**TASK PROMPT:** Lines containing the word "performance" should be extracted in full.

**Extracted data entries:**
------------------------
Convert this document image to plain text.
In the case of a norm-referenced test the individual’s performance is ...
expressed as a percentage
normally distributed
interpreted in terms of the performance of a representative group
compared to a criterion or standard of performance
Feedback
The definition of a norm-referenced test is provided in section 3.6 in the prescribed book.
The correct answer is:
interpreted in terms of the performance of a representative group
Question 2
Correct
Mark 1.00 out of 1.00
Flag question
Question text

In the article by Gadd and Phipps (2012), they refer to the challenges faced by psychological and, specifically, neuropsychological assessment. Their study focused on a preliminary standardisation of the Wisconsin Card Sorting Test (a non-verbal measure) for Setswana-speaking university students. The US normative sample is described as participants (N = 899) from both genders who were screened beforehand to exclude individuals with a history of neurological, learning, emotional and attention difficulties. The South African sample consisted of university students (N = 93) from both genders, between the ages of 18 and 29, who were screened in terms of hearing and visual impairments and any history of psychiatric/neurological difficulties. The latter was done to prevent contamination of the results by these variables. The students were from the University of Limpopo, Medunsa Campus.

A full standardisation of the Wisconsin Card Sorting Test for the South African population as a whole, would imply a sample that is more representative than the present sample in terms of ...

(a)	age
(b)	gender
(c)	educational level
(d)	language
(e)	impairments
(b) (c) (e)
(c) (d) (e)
------------------------
**RESULT OF THIS TASK:**
In the case of a norm-referenced test the individual’s performance is ...
interpreted in terms of the performance of a representative group
compared to a criterion or standard of performance
interpreted in terms of the performance of a representative group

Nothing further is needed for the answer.